Data entries
━━━━━━━━━━━━━━━━━━━━

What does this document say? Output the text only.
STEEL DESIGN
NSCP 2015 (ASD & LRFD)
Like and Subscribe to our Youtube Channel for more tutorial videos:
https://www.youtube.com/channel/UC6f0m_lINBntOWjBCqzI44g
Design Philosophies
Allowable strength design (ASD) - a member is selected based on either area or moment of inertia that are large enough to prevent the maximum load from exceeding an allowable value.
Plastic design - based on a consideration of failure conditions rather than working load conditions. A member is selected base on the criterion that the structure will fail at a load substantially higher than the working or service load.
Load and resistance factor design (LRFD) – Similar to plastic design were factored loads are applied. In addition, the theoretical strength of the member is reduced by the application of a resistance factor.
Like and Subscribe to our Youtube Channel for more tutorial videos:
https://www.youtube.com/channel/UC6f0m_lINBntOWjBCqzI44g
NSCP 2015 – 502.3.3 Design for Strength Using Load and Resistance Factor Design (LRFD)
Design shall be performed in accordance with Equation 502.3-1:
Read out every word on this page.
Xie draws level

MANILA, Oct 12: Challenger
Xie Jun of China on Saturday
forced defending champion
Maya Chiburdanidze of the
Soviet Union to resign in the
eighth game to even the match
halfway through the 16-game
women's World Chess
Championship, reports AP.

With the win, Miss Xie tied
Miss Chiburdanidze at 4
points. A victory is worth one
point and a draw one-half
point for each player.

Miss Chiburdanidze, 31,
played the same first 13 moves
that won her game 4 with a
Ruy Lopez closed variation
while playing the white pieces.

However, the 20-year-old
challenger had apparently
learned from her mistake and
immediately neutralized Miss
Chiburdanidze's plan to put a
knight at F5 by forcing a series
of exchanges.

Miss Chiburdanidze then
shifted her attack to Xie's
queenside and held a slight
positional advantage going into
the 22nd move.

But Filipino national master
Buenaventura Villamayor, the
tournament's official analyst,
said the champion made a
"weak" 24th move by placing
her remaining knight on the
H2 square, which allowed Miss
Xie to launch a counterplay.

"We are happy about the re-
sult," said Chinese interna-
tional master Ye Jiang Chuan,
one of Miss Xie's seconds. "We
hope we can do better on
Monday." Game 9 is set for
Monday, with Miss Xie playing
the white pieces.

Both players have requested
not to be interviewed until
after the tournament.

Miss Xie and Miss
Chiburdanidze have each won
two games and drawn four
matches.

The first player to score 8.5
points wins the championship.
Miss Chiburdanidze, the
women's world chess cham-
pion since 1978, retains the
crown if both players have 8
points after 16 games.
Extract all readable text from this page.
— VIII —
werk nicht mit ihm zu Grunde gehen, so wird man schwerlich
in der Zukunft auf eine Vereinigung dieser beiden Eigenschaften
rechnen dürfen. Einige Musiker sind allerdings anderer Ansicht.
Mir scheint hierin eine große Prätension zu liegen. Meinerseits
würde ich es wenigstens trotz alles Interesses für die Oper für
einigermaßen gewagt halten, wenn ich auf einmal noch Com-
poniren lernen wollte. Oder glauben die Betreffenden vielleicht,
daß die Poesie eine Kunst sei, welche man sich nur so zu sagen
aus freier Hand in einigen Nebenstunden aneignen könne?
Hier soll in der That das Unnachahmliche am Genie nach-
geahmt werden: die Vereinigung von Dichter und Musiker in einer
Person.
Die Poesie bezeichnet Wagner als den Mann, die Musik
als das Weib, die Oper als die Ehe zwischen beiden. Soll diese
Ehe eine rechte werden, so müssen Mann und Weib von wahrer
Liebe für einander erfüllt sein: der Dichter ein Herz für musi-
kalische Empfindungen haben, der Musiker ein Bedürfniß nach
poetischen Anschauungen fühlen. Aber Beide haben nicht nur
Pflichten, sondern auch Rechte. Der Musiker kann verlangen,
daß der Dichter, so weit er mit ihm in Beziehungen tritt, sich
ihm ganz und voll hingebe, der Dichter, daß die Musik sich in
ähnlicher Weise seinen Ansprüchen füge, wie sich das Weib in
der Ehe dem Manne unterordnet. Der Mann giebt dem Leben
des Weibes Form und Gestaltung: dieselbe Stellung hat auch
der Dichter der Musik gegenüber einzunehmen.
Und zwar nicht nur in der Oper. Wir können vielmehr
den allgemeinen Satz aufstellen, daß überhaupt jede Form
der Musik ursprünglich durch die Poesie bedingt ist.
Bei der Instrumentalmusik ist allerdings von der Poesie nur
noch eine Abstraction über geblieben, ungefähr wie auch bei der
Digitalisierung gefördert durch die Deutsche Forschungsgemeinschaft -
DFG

━━━━━━━━━━━━━━━━━━━━

* Task objective *
Where a line holds the string "auch", copy that line.

* Full response *
Pflichten, sondern auch Rechte. Der Musiker kann verlangen,
des Weibes Form und Gestaltung: dieselbe Stellung hat auch
noch eine Abstraction über geblieben, ungefähr wie auch bei der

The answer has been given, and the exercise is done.